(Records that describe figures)
— begin —

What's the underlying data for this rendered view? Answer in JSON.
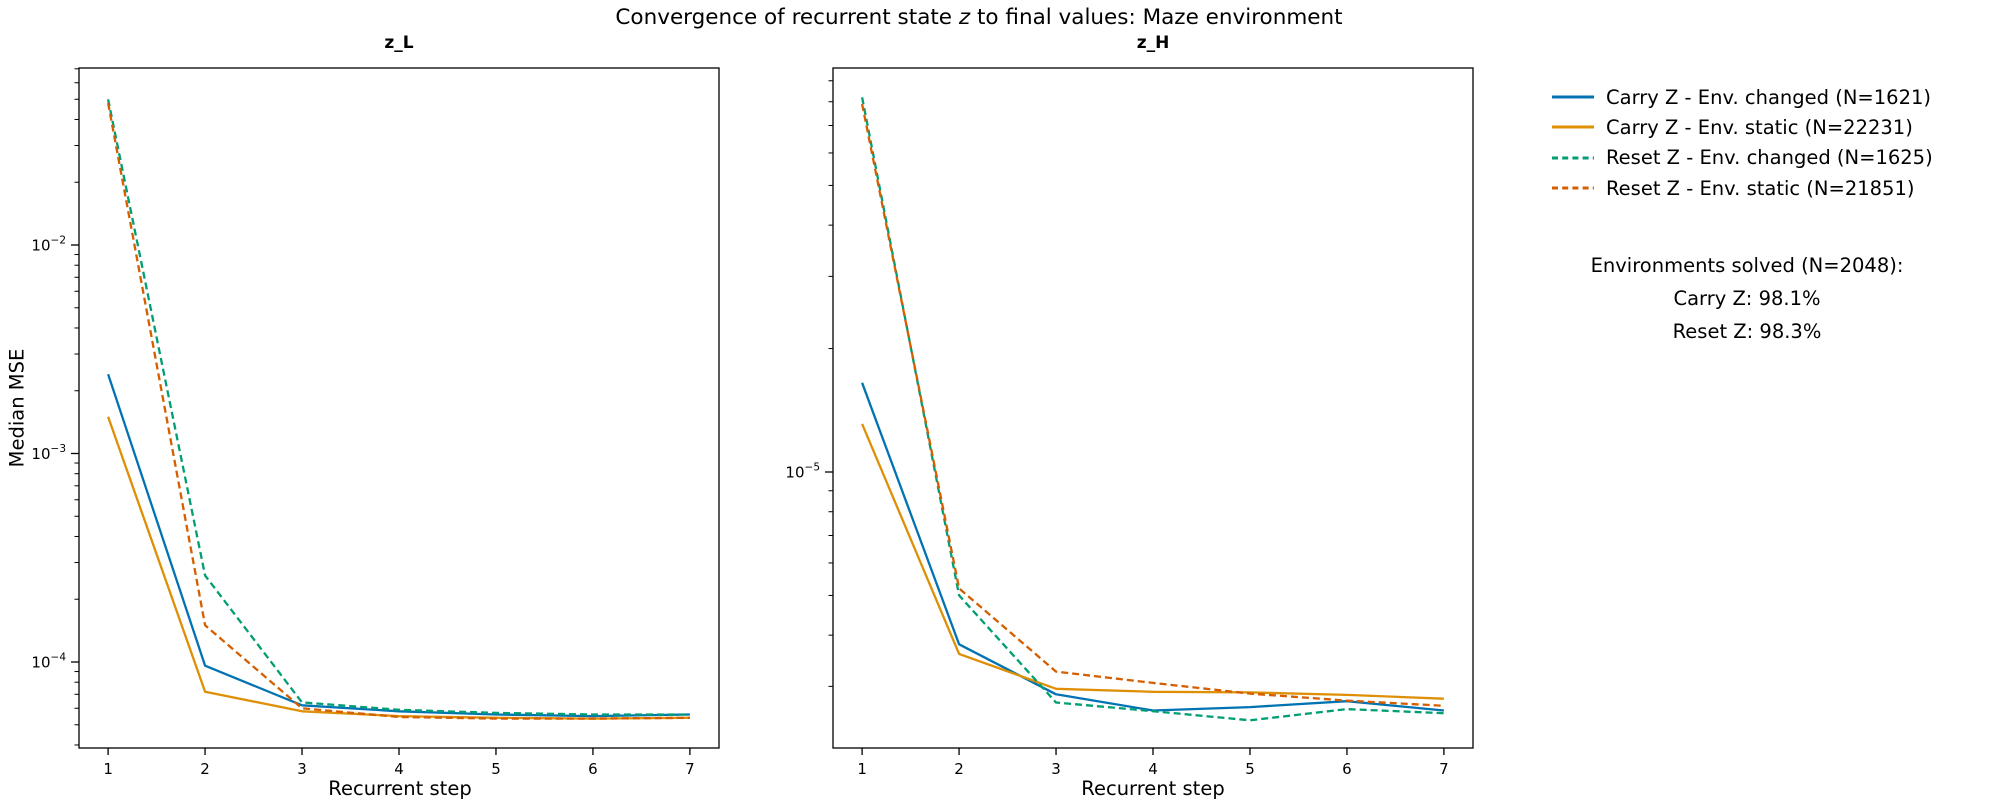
{
  "figure": {
    "title_pre": "Convergence of recurrent state ",
    "title_z": "z",
    "title_post": " to final values: Maze environment",
    "xlabel": "Recurrent step",
    "ylabel": "Median MSE"
  },
  "colors": {
    "carry_changed": "#0173b2",
    "carry_static": "#de8f05",
    "reset_changed": "#029e73",
    "reset_static": "#d55e00",
    "axis": "#000000"
  },
  "legend": {
    "items": [
      {
        "label": "Carry Z - Env. changed (N=1621)",
        "color": "#0173b2",
        "style": "solid"
      },
      {
        "label": "Carry Z - Env. static (N=22231)",
        "color": "#de8f05",
        "style": "solid"
      },
      {
        "label": "Reset Z - Env. changed (N=1625)",
        "color": "#029e73",
        "style": "dashed"
      },
      {
        "label": "Reset Z - Env. static (N=21851)",
        "color": "#d55e00",
        "style": "dashed"
      }
    ]
  },
  "annotation": {
    "line1": "Environments solved (N=2048):",
    "line2": "Carry Z: 98.1%",
    "line3": "Reset Z: 98.3%"
  },
  "chart_data": [
    {
      "type": "line",
      "title": "z_L",
      "xlabel": "Recurrent step",
      "ylabel": "Median MSE",
      "yscale": "log",
      "xlim": [
        0.7,
        7.3
      ],
      "ylim": [
        3.87e-05,
        0.0706
      ],
      "xticks": [
        1,
        2,
        3,
        4,
        5,
        6,
        7
      ],
      "ytick_exponents": [
        -2,
        -3,
        -4
      ],
      "grid": false,
      "series": [
        {
          "name": "Carry Z - Env. changed (N=1621)",
          "color": "#0173b2",
          "dash": false,
          "values": [
            0.0024,
            9.6e-05,
            6.2e-05,
            5.8e-05,
            5.6e-05,
            5.5e-05,
            5.6e-05
          ]
        },
        {
          "name": "Carry Z - Env. static (N=22231)",
          "color": "#de8f05",
          "dash": false,
          "values": [
            0.0015,
            7.2e-05,
            5.8e-05,
            5.5e-05,
            5.4e-05,
            5.35e-05,
            5.4e-05
          ]
        },
        {
          "name": "Reset Z - Env. changed (N=1625)",
          "color": "#029e73",
          "dash": true,
          "values": [
            0.05,
            0.00026,
            6.4e-05,
            5.9e-05,
            5.7e-05,
            5.6e-05,
            5.6e-05
          ]
        },
        {
          "name": "Reset Z - Env. static (N=21851)",
          "color": "#d55e00",
          "dash": true,
          "values": [
            0.048,
            0.00015,
            6e-05,
            5.45e-05,
            5.35e-05,
            5.35e-05,
            5.4e-05
          ]
        }
      ]
    },
    {
      "type": "line",
      "title": "z_H",
      "xlabel": "Recurrent step",
      "ylabel": "",
      "yscale": "log",
      "xlim": [
        0.7,
        7.3
      ],
      "ylim": [
        2.12e-06,
        9.66e-05
      ],
      "xticks": [
        1,
        2,
        3,
        4,
        5,
        6,
        7
      ],
      "ytick_exponents": [
        -5
      ],
      "grid": false,
      "series": [
        {
          "name": "Carry Z - Env. changed (N=1621)",
          "color": "#0173b2",
          "dash": false,
          "values": [
            1.65e-05,
            3.8e-06,
            2.87e-06,
            2.62e-06,
            2.67e-06,
            2.76e-06,
            2.62e-06
          ]
        },
        {
          "name": "Carry Z - Env. static (N=22231)",
          "color": "#de8f05",
          "dash": false,
          "values": [
            1.31e-05,
            3.6e-06,
            2.96e-06,
            2.91e-06,
            2.9e-06,
            2.86e-06,
            2.8e-06
          ]
        },
        {
          "name": "Reset Z - Env. changed (N=1625)",
          "color": "#029e73",
          "dash": true,
          "values": [
            8.2e-05,
            5e-06,
            2.74e-06,
            2.61e-06,
            2.48e-06,
            2.64e-06,
            2.58e-06
          ]
        },
        {
          "name": "Reset Z - Env. static (N=21851)",
          "color": "#d55e00",
          "dash": true,
          "values": [
            7.9e-05,
            5.2e-06,
            3.26e-06,
            3.06e-06,
            2.88e-06,
            2.77e-06,
            2.69e-06
          ]
        }
      ]
    }
  ]
}
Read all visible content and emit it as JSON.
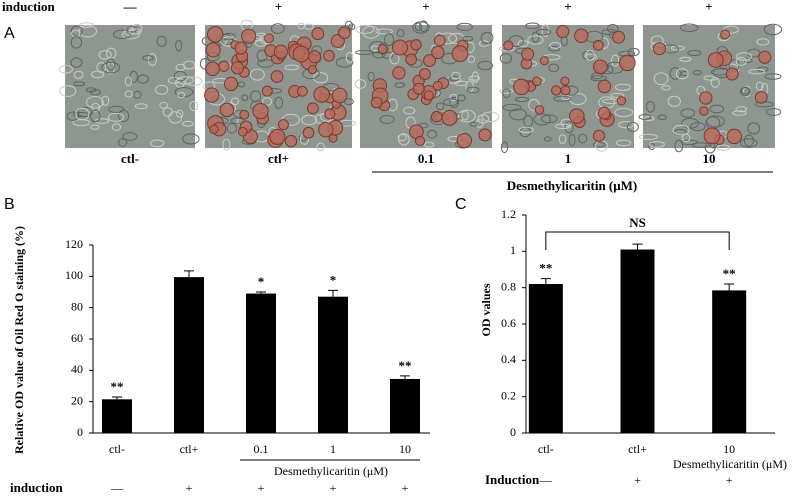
{
  "panel_a": {
    "label": "A",
    "induction_label": "induction",
    "induction": [
      "—",
      "+",
      "+",
      "+",
      "+"
    ],
    "image_labels": [
      "ctl-",
      "ctl+",
      "0.1",
      "1",
      "10"
    ],
    "group_label": "Desmethylicaritin (μM)"
  },
  "chart_data": [
    {
      "type": "bar",
      "panel_label": "B",
      "y_label": "Relative OD value of Oil Red O staining (%)",
      "categories": [
        "ctl-",
        "ctl+",
        "0.1",
        "1",
        "10"
      ],
      "values": [
        21.5,
        99.5,
        89,
        87,
        34.5
      ],
      "errors": [
        1.5,
        4,
        1,
        4,
        2
      ],
      "significance": [
        "**",
        null,
        "*",
        "*",
        "**"
      ],
      "group_label": "Desmethylicaritin (μM)",
      "induction_label": "induction",
      "induction": [
        "—",
        "+",
        "+",
        "+",
        "+"
      ],
      "ylim": [
        0,
        120
      ],
      "yticks": [
        0,
        20,
        40,
        60,
        80,
        100,
        120
      ],
      "color": "#000000"
    },
    {
      "type": "bar",
      "panel_label": "C",
      "y_label": "OD values",
      "categories": [
        "ctl-",
        "ctl+",
        "10"
      ],
      "values": [
        0.82,
        1.01,
        0.785
      ],
      "errors": [
        0.03,
        0.03,
        0.035
      ],
      "significance": [
        "**",
        null,
        "**"
      ],
      "bracket_label": "NS",
      "group_label": "Desmethylicaritin (μM)",
      "induction_label": "Induction",
      "induction": [
        "—",
        "+",
        "+"
      ],
      "ylim": [
        0,
        1.2
      ],
      "yticks": [
        0,
        0.2,
        0.4,
        0.6,
        0.8,
        1,
        1.2
      ],
      "color": "#000000"
    }
  ]
}
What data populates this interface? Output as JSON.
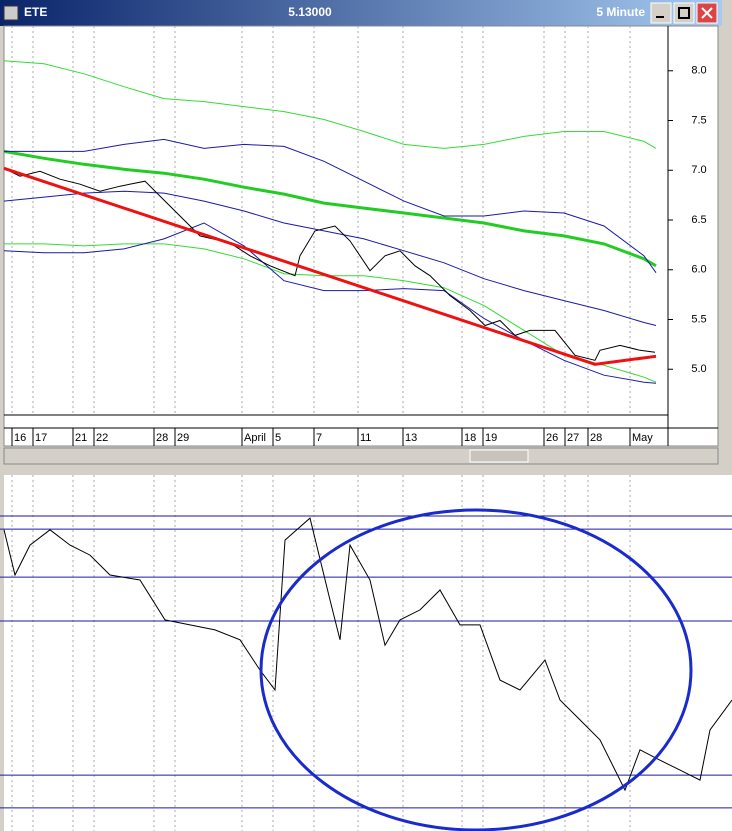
{
  "window": {
    "symbol": "ETE",
    "price": "5.13000",
    "interval": "5 Minute"
  },
  "chart_data": [
    {
      "type": "line",
      "x": [
        0,
        10,
        20,
        30,
        40,
        50,
        60,
        70,
        80,
        90,
        100,
        110,
        120,
        130,
        140,
        150,
        160,
        163
      ],
      "xlim": [
        0,
        166
      ],
      "xticks": [
        {
          "value": 2,
          "label": "16"
        },
        {
          "value": 7.25,
          "label": "17"
        },
        {
          "value": 17.25,
          "label": "21"
        },
        {
          "value": 22.5,
          "label": "22"
        },
        {
          "value": 37.5,
          "label": "28"
        },
        {
          "value": 42.75,
          "label": "29"
        },
        {
          "value": 59.5,
          "label": "April"
        },
        {
          "value": 67.25,
          "label": "5"
        },
        {
          "value": 77.5,
          "label": "7"
        },
        {
          "value": 88.5,
          "label": "11"
        },
        {
          "value": 99.75,
          "label": "13"
        },
        {
          "value": 114.5,
          "label": "18"
        },
        {
          "value": 119.75,
          "label": "19"
        },
        {
          "value": 135,
          "label": "26"
        },
        {
          "value": 140.25,
          "label": "27"
        },
        {
          "value": 146,
          "label": "28"
        },
        {
          "value": 156.5,
          "label": "May"
        }
      ],
      "ylim": [
        4.54,
        8.45
      ],
      "yticks": [
        {
          "value": 5,
          "label": "5.0"
        },
        {
          "value": 5.5,
          "label": "5.5"
        },
        {
          "value": 6,
          "label": "6.0"
        },
        {
          "value": 6.5,
          "label": "6.5"
        },
        {
          "value": 7,
          "label": "7.0"
        },
        {
          "value": 7.5,
          "label": "7.5"
        },
        {
          "value": 8,
          "label": "8.0"
        }
      ],
      "series": [
        {
          "color": "#33dd33",
          "width": 1,
          "values": [
            8.1,
            8.07,
            7.97,
            7.84,
            7.72,
            7.69,
            7.64,
            7.59,
            7.51,
            7.39,
            7.26,
            7.22,
            7.26,
            7.34,
            7.39,
            7.39,
            7.29,
            7.22
          ]
        },
        {
          "color": "#22cc22",
          "width": 3,
          "values": [
            7.19,
            7.12,
            7.06,
            7.01,
            6.97,
            6.91,
            6.83,
            6.76,
            6.67,
            6.62,
            6.57,
            6.52,
            6.47,
            6.39,
            6.34,
            6.26,
            6.11,
            6.04
          ]
        },
        {
          "color": "#33dd33",
          "width": 1,
          "values": [
            6.26,
            6.26,
            6.24,
            6.26,
            6.26,
            6.21,
            6.11,
            5.96,
            5.94,
            5.94,
            5.89,
            5.82,
            5.64,
            5.39,
            5.14,
            5.04,
            4.92,
            4.87
          ]
        },
        {
          "color": "#1a1aaa",
          "width": 1,
          "values": [
            7.19,
            7.19,
            7.19,
            7.26,
            7.31,
            7.22,
            7.26,
            7.24,
            7.09,
            6.89,
            6.69,
            6.54,
            6.54,
            6.59,
            6.57,
            6.44,
            6.14,
            5.97
          ]
        },
        {
          "color": "#1a1aaa",
          "width": 1,
          "values": [
            6.69,
            6.73,
            6.77,
            6.79,
            6.77,
            6.69,
            6.59,
            6.47,
            6.39,
            6.31,
            6.19,
            6.07,
            5.91,
            5.79,
            5.69,
            5.59,
            5.47,
            5.44
          ]
        },
        {
          "color": "#1a1aaa",
          "width": 1,
          "values": [
            6.19,
            6.17,
            6.17,
            6.21,
            6.31,
            6.47,
            6.24,
            5.89,
            5.79,
            5.79,
            5.81,
            5.79,
            5.51,
            5.29,
            5.09,
            4.94,
            4.87,
            4.86
          ]
        },
        {
          "color": "#000000",
          "width": 1,
          "x": [
            0,
            4,
            9,
            14,
            19,
            24,
            29,
            35.25,
            39,
            44,
            49,
            56.5,
            61.5,
            66.5,
            72.75,
            74,
            77.75,
            82.75,
            86.5,
            91.5,
            95.25,
            99,
            102.75,
            106.5,
            111.5,
            116.5,
            120.25,
            124,
            127.75,
            131.5,
            137.75,
            142.75,
            147.75,
            149,
            154,
            159,
            162.75
          ],
          "values": [
            7.02,
            6.94,
            6.99,
            6.91,
            6.86,
            6.79,
            6.84,
            6.89,
            6.74,
            6.54,
            6.34,
            6.27,
            6.14,
            6.04,
            5.94,
            6.14,
            6.39,
            6.44,
            6.29,
            5.99,
            6.14,
            6.19,
            6.04,
            5.94,
            5.74,
            5.59,
            5.44,
            5.49,
            5.34,
            5.39,
            5.39,
            5.14,
            5.09,
            5.19,
            5.24,
            5.19,
            5.17
          ]
        },
        {
          "color": "#ee1111",
          "width": 3,
          "x": [
            0,
            147.75,
            163
          ],
          "values": [
            7.02,
            5.05,
            5.13
          ]
        }
      ]
    },
    {
      "type": "line",
      "x": [
        0,
        2.75,
        6.5,
        11.5,
        16.5,
        21.5,
        26.5,
        34,
        40.25,
        46.5,
        52.75,
        59,
        64,
        67.75,
        70.25,
        76.5,
        81.5,
        84,
        86.5,
        91.5,
        95.25,
        99,
        104,
        109,
        114,
        119,
        124,
        129,
        135.25,
        139,
        144,
        149,
        155.25,
        159,
        164,
        169,
        174,
        176.5,
        182
      ],
      "xlim": [
        0,
        182
      ],
      "ylim": [
        0,
        100
      ],
      "grid_lines": [
        88.5,
        84.8,
        71.3,
        59,
        15.7,
        6.5
      ],
      "series": [
        {
          "color": "#000000",
          "width": 1,
          "values": [
            84.6,
            71.9,
            80.3,
            84.6,
            80.3,
            77.5,
            71.9,
            70.5,
            59.3,
            57.9,
            56.5,
            53.7,
            45.2,
            39.6,
            81.7,
            87.9,
            64.9,
            53.7,
            80.3,
            70.5,
            52.2,
            59.3,
            62.1,
            67.7,
            57.9,
            57.9,
            42.4,
            39.6,
            48,
            36.8,
            31.2,
            25.6,
            11.5,
            22.8,
            19.9,
            17.1,
            14.3,
            28.4,
            36.8
          ]
        }
      ]
    }
  ]
}
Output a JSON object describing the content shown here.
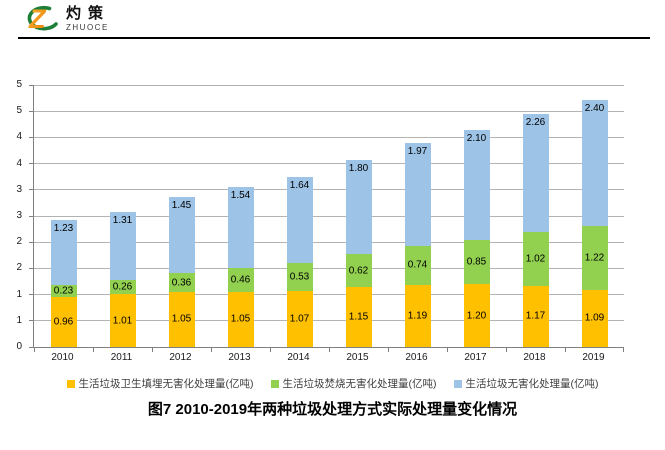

— end —

**Goal:**
Every line holding "content" should be copied out.

**Output for this exercise:**
Read all visible content and emit it as JSON.
Output a JSON object describing the content shown here.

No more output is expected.